GIVEN REQUEST>
Write out the material word for word, everything from the start of the material down to the line that contains "step-label: 약관동의 <box>47 212 95 227</box>", including that line.

..........

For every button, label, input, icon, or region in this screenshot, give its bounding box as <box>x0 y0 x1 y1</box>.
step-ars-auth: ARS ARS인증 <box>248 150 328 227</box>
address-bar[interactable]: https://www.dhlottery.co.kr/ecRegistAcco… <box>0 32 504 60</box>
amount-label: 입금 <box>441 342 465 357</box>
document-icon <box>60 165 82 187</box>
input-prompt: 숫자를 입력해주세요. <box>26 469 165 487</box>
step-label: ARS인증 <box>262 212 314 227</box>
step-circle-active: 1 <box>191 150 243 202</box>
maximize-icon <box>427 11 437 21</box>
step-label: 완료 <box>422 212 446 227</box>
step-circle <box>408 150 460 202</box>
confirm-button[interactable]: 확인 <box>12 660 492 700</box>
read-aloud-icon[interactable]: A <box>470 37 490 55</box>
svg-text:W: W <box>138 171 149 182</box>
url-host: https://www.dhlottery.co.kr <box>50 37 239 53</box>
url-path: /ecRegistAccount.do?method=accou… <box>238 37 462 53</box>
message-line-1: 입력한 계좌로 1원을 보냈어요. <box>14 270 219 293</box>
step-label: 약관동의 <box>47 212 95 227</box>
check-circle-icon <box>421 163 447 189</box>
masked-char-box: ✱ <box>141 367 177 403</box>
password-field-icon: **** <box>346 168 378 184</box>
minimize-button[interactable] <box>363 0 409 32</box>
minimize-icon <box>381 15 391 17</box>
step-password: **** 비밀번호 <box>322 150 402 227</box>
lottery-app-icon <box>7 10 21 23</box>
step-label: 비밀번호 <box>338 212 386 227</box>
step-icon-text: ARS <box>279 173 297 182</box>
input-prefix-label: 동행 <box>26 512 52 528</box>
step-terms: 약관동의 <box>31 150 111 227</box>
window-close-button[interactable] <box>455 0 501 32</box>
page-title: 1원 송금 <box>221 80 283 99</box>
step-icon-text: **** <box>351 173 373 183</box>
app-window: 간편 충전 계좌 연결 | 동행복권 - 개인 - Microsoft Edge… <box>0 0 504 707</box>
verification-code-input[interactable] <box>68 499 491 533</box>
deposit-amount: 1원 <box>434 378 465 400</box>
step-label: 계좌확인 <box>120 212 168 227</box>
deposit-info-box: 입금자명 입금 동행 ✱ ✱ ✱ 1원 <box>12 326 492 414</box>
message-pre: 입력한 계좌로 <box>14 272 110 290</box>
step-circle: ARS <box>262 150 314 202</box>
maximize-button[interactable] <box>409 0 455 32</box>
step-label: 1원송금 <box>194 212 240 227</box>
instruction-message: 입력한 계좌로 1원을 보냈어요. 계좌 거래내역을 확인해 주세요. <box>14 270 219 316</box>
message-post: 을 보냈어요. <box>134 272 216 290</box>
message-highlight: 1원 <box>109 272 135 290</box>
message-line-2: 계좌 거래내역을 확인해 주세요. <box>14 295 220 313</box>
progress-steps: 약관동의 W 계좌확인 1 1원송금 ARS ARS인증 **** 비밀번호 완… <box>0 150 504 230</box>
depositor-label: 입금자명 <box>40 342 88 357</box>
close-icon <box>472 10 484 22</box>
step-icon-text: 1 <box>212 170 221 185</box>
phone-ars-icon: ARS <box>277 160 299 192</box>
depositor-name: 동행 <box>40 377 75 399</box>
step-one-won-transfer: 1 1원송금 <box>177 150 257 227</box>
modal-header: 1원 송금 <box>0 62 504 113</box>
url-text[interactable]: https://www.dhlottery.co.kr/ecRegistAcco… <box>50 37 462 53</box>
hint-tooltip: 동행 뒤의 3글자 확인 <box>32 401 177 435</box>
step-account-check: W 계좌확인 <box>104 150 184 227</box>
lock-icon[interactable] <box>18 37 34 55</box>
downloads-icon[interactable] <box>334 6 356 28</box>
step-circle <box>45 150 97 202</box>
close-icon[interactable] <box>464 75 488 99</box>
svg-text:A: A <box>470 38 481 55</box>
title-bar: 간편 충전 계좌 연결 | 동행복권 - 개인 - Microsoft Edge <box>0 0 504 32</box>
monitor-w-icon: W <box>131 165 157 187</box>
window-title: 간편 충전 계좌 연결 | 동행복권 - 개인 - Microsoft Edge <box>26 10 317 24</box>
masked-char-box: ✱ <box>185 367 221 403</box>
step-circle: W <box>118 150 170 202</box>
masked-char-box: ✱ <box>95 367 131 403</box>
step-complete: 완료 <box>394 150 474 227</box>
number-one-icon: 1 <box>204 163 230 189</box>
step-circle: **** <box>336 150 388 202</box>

..........

FULL OUTPUT>
For every button, label, input, icon, or region in this screenshot, give its bounding box as <box>x0 y0 x1 y1</box>.
step-ars-auth: ARS ARS인증 <box>248 150 328 227</box>
address-bar[interactable]: https://www.dhlottery.co.kr/ecRegistAcco… <box>0 32 504 60</box>
amount-label: 입금 <box>441 342 465 357</box>
document-icon <box>60 165 82 187</box>
input-prompt: 숫자를 입력해주세요. <box>26 469 165 487</box>
step-label: ARS인증 <box>262 212 314 227</box>
step-circle-active: 1 <box>191 150 243 202</box>
maximize-icon <box>427 11 437 21</box>
step-label: 완료 <box>422 212 446 227</box>
step-circle <box>408 150 460 202</box>
confirm-button[interactable]: 확인 <box>12 660 492 700</box>
read-aloud-icon[interactable]: A <box>470 37 490 55</box>
svg-text:W: W <box>138 171 149 182</box>
url-host: https://www.dhlottery.co.kr <box>50 37 239 53</box>
url-path: /ecRegistAccount.do?method=accou… <box>238 37 462 53</box>
message-line-1: 입력한 계좌로 1원을 보냈어요. <box>14 270 219 293</box>
step-label: 약관동의 <box>47 212 95 227</box>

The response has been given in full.